El caso es que tengo un SAI que ha dejado de funcionar. Hasta hace poco no habia dado ningún problema pero de repente empezó a pitar continuamente y cuando lo encendemos sigue igual.
Al abrirlo, he comprobado que la batería esta a 9 V (cuando debería dar 12 V). Si le cambio la batería por una nueva funciona todo perfectamente por lo que descarto que sea tema de sobreintensidades o de placa. Mi pregunta es la siguiente:

¿¿*El problema puede venir por no haber hecho la previa carga total de las baterías*??

Me estrañaría que fuese eso, porque la carga total es "recomendable" pero de ahí a que si no se hace el SAI fallé al poco tiempo... (no tiene ni 3 meses de funcionamiento!).

Bueno, espero haberme explicado con claridad. Agradeceré cualquier información.

Gracias!


----------



## puchito_cz (Abr 5, 2008)

Hola:
 Mirando tu mensaje recordaba algunas cosas. Por ejemplo el SAI lo tienes desde hace solo tres 
 meses pero si este estuvo almacenado durante un periodo mayor, digamos 7 u 8 meses, sin  
 que se usara y conectara a linea para que las baterias reciban carga, esta puede ser una 
 causa de que ya esten agotadas. Tambien puede ser posible que tenga algun problema en 
 el circuito de carga de baterias y nunca las cargara hasta que se agoto su autonomia, 
 maxime si tenia un uso frecuente de generacion con la baterias en uso.
 Por ultimo, tener en cuenta que cada fabricante de baterias establece parametros de carga 
 para lograr el mayor ciclo de vida util de las mismas; de ello se forma el criterio de diseño  
 que sigue el fabricante del SAI para el cargador de baterias,  esto para determinar el 
 regimen de carga a que seran sometidas; desde luego, cumpliendose esto no hay problema 
 alguno con lograr la carga total. Por ejemplo una bateria, de las llamadas plomo seco, marca  
 YUASA 12V/7AH  debe ser cargada a un regimen de carga lenta con un valor de corriente 
 equivalente al 10% de su corriente nominal(7AH),, es solo un eljemplo ok!
 Tambien puedes medir en los bornes de las baterias conectadas al SAI si el valor de voltaje   
 sube cuando hay presencia de linea de AC en la entrada del SAI y se estan cargando las 
 baterias (Multimetro digital, voltaje de DC). El caso correcto mostrara este voltaje subiendo 
 hasta un valor ligeramente por encima del voltaje nominal de la bateria y despues se 
 desconectara el cargador. Con un amperimietro en serie con el borne positivo de la bateria  
 se puede observar la corriente de carga que esta entregando en ese momento eln cargador 
 de baterias.

 Espero poder ayudarte en algo a solucionar este problema. 

  Saludos!


----------



## Morpheo1983 (Abr 7, 2008)

Hola otra vez,

muchas gracias por la respuesta. Me has aclarado bastante las dudas que tenía al respecto. Espero que no vuelva a pasarnos .

▶ _Filas proporcionadas_:
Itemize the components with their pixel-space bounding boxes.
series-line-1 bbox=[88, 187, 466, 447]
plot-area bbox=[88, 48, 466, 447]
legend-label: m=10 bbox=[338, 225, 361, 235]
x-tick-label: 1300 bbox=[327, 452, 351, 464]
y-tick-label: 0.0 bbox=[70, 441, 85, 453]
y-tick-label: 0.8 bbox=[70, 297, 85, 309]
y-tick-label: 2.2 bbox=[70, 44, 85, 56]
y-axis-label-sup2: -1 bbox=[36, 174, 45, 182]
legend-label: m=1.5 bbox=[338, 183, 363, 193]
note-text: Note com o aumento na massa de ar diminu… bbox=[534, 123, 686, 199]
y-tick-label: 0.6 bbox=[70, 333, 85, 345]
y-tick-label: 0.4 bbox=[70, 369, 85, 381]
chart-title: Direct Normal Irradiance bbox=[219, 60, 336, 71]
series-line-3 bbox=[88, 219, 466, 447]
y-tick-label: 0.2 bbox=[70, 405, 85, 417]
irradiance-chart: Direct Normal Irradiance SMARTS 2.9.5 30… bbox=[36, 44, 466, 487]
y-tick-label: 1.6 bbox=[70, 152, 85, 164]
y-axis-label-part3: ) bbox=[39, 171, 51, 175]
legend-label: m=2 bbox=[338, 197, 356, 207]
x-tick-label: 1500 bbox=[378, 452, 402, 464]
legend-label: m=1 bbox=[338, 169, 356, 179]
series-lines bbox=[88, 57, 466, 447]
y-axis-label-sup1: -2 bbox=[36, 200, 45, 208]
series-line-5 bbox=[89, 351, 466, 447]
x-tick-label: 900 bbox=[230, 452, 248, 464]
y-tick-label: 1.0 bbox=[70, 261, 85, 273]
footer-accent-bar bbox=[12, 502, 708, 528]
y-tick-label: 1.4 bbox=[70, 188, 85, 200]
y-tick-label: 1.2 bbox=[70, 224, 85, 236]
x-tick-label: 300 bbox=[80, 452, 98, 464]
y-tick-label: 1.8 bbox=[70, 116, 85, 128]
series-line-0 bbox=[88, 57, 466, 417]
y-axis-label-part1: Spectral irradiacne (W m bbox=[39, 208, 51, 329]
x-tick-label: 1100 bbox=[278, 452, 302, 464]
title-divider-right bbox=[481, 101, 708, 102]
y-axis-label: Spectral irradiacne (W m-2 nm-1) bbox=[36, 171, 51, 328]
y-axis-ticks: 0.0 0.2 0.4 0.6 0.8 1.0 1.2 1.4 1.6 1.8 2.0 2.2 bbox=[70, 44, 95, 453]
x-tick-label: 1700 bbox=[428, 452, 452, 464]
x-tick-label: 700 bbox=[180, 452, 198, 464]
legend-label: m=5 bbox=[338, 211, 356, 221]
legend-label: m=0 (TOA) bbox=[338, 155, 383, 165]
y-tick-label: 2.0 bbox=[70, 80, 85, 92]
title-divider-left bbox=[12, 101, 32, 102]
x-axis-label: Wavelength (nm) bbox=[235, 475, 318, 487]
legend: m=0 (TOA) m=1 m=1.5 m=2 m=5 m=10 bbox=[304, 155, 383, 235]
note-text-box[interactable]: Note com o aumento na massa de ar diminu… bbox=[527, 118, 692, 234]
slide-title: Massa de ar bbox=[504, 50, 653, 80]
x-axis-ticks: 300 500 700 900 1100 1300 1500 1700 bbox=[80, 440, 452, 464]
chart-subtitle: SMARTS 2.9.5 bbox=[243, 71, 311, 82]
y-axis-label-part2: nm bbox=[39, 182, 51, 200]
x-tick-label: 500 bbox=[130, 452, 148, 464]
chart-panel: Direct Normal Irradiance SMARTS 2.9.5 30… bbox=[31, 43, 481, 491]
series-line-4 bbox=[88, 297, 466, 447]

▶ _Tareas pendientes_:
1. En el hilo sobre el SAI, ¿qué voltaje tenía la batería al abrir el aparato?
2. Copia sin cambios el tramo de las filas que va desde la primera hasta la fila que contiene "legend-label: m=5 bbox=[338, 211, 356, 221]", ambas incluidas.

▶ _Respuestas por tarea_:
1. 9 V, cuando debería dar 12 V.

2.
Itemize the components with their pixel-space bounding boxes.
series-line-1 bbox=[88, 187, 466, 447]
plot-area bbox=[88, 48, 466, 447]
legend-label: m=10 bbox=[338, 225, 361, 235]
x-tick-label: 1300 bbox=[327, 452, 351, 464]
y-tick-label: 0.0 bbox=[70, 441, 85, 453]
y-tick-label: 0.8 bbox=[70, 297, 85, 309]
y-tick-label: 2.2 bbox=[70, 44, 85, 56]
y-axis-label-sup2: -1 bbox=[36, 174, 45, 182]
legend-label: m=1.5 bbox=[338, 183, 363, 193]
note-text: Note com o aumento na massa de ar diminu… bbox=[534, 123, 686, 199]
y-tick-label: 0.6 bbox=[70, 333, 85, 345]
y-tick-label: 0.4 bbox=[70, 369, 85, 381]
chart-title: Direct Normal Irradiance bbox=[219, 60, 336, 71]
series-line-3 bbox=[88, 219, 466, 447]
y-tick-label: 0.2 bbox=[70, 405, 85, 417]
irradiance-chart: Direct Normal Irradiance SMARTS 2.9.5 30… bbox=[36, 44, 466, 487]
y-tick-label: 1.6 bbox=[70, 152, 85, 164]
y-axis-label-part3: ) bbox=[39, 171, 51, 175]
legend-label: m=2 bbox=[338, 197, 356, 207]
x-tick-label: 1500 bbox=[378, 452, 402, 464]
legend-label: m=1 bbox=[338, 169, 356, 179]
series-lines bbox=[88, 57, 466, 447]
y-axis-label-sup1: -2 bbox=[36, 200, 45, 208]
series-line-5 bbox=[89, 351, 466, 447]
x-tick-label: 900 bbox=[230, 452, 248, 464]
y-tick-label: 1.0 bbox=[70, 261, 85, 273]
footer-accent-bar bbox=[12, 502, 708, 528]
y-tick-label: 1.4 bbox=[70, 188, 85, 200]
y-tick-label: 1.2 bbox=[70, 224, 85, 236]
x-tick-label: 300 bbox=[80, 452, 98, 464]
y-tick-label: 1.8 bbox=[70, 116, 85, 128]
series-line-0 bbox=[88, 57, 466, 417]
y-axis-label-part1: Spectral irradiacne (W m bbox=[39, 208, 51, 329]
x-tick-label: 1100 bbox=[278, 452, 302, 464]
title-divider-right bbox=[481, 101, 708, 102]
y-axis-label: Spectral irradiacne (W m-2 nm-1) bbox=[36, 171, 51, 328]
y-axis-ticks: 0.0 0.2 0.4 0.6 0.8 1.0 1.2 1.4 1.6 1.8 2.0 2.2 bbox=[70, 44, 95, 453]
x-tick-label: 1700 bbox=[428, 452, 452, 464]
x-tick-label: 700 bbox=[180, 452, 198, 464]
legend-label: m=5 bbox=[338, 211, 356, 221]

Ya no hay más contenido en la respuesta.